* BEGIN *

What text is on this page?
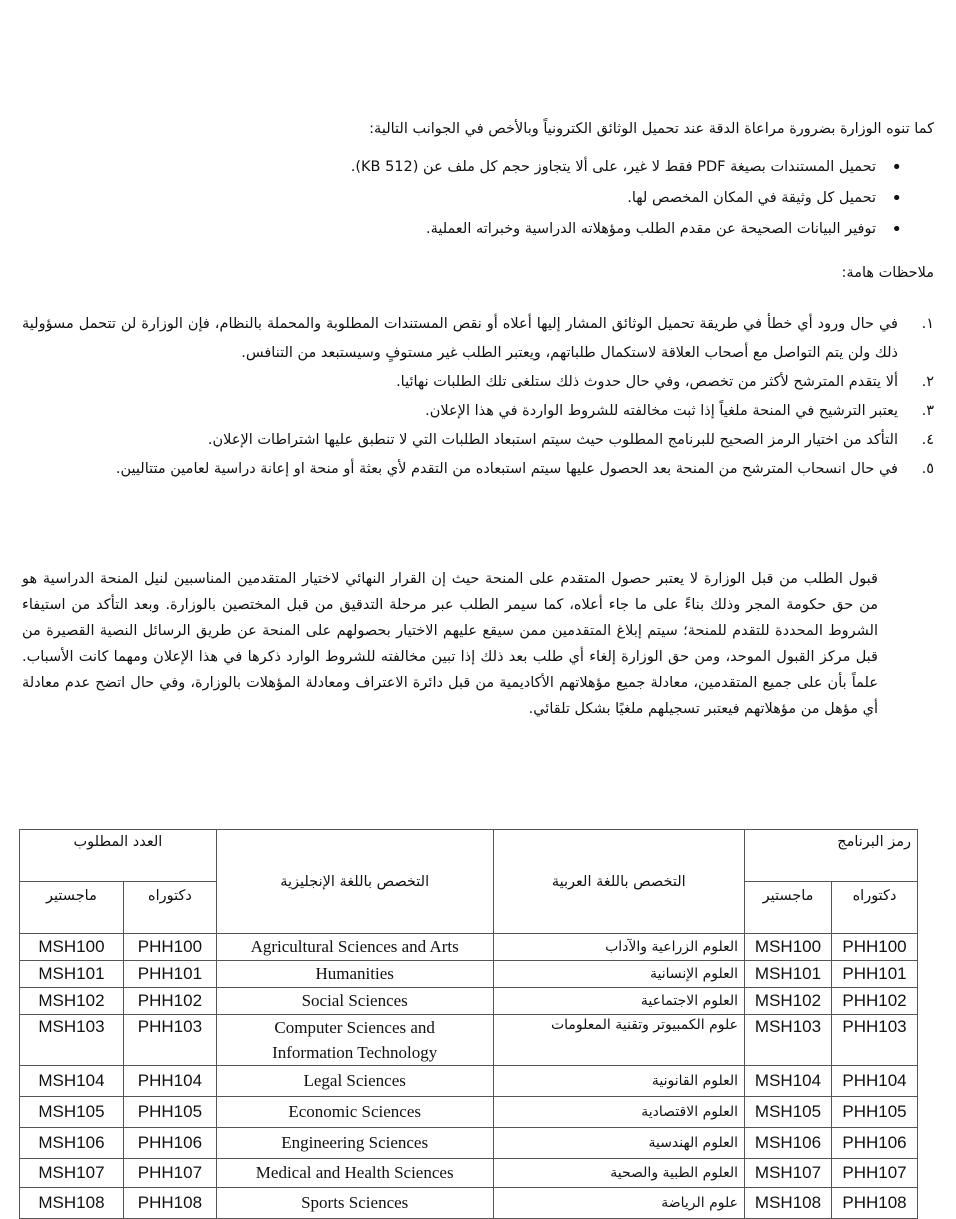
كما تنوه الوزارة بضرورة مراعاة الدقة عند تحميل الوثائق الكترونياً وبالأخص في الجوانب التالية:
• تحميل المستندات بصيغة PDF فقط لا غير، على ألا يتجاوز حجم كل ملف عن (512 KB).
• تحميل كل وثيقة في المكان المخصص لها.
• توفير البيانات الصحيحة عن مقدم الطلب ومؤهلاته الدراسية وخبراته العملية.
ملاحظات هامة:
١.
في حال ورود أي خطأ في طريقة تحميل الوثائق المشار إليها أعلاه أو نقص المستندات المطلوبة والمحملة بالنظام، فإن الوزارة لن تتحمل مسؤولية ذلك ولن يتم التواصل مع أصحاب العلاقة لاستكمال طلباتهم، ويعتبر الطلب غير مستوفٍ وسيستبعد من التنافس.
٢.
ألا يتقدم المترشح لأكثر من تخصص، وفي حال حدوث ذلك ستلغى تلك الطلبات نهائيا.
٣.
يعتبر الترشيح في المنحة ملغياً إذا ثبت مخالفته للشروط الواردة في هذا الإعلان.
٤.
التأكد من اختيار الرمز الصحيح للبرنامج المطلوب حيث سيتم استبعاد الطلبات التي لا تنطبق عليها اشتراطات الإعلان.
٥.
في حال انسحاب المترشح من المنحة بعد الحصول عليها سيتم استبعاده من التقدم لأي بعثة أو منحة او إعانة دراسية لعامين متتاليين.
قبول الطلب من قبل الوزارة لا يعتبر حصول المتقدم على المنحة حيث إن القرار النهائي لاختيار المتقدمين المناسبين لنيل المنحة الدراسية هو من حق حكومة المجر وذلك بناءً على ما جاء أعلاه، كما سيمر الطلب عبر مرحلة التدقيق من قبل المختصين بالوزارة. وبعد التأكد من استيفاء الشروط المحددة للتقدم للمنحة؛ سيتم إبلاغ المتقدمين ممن سيقع عليهم الاختيار بحصولهم على المنحة عن طريق الرسائل النصية القصيرة من قبل مركز القبول الموحد، ومن حق الوزارة إلغاء أي طلب بعد ذلك إذا تبين مخالفته للشروط الوارد ذكرها في هذا الإعلان ومهما كانت الأسباب. علماً بأن على جميع المتقدمين، معادلة جميع مؤهلاتهم الأكاديمية من قبل دائرة الاعتراف ومعادلة المؤهلات بالوزارة، وفي حال اتضح عدم معادلة أي مؤهل من مؤهلاتهم فيعتبر تسجيلهم ملغيًا بشكل تلقائي.
العدد المطلوب		التخصص باللغة الإنجليزية	التخصص باللغة العربية	رمز البرنامج	
ماجستير	دكتوراه			ماجستير	دكتوراه
MSH100	PHH100	Agricultural Sciences and Arts	العلوم الزراعية والآداب	MSH100	PHH100
MSH101	PHH101	Humanities	العلوم الإنسانية	MSH101	PHH101
MSH102	PHH102	Social Sciences	العلوم الاجتماعية	MSH102	PHH102
MSH103	PHH103	Computer Sciences and Information Technology	علوم الكمبيوتر وتقنية المعلومات	MSH103	PHH103
MSH104	PHH104	Legal Sciences	العلوم القانونية	MSH104	PHH104
MSH105	PHH105	Economic Sciences	العلوم الاقتصادية	MSH105	PHH105
MSH106	PHH106	Engineering Sciences	العلوم الهندسية	MSH106	PHH106
MSH107	PHH107	Medical and Health Sciences	العلوم الطبية والصحية	MSH107	PHH107
MSH108	PHH108	Sports Sciences	علوم الرياضة	MSH108	PHH108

* END *

▶ _What you are asked to do_
Your reply is one number: how many lines of the records above contain the word "مخالفته".

▶ _Exercise result_
2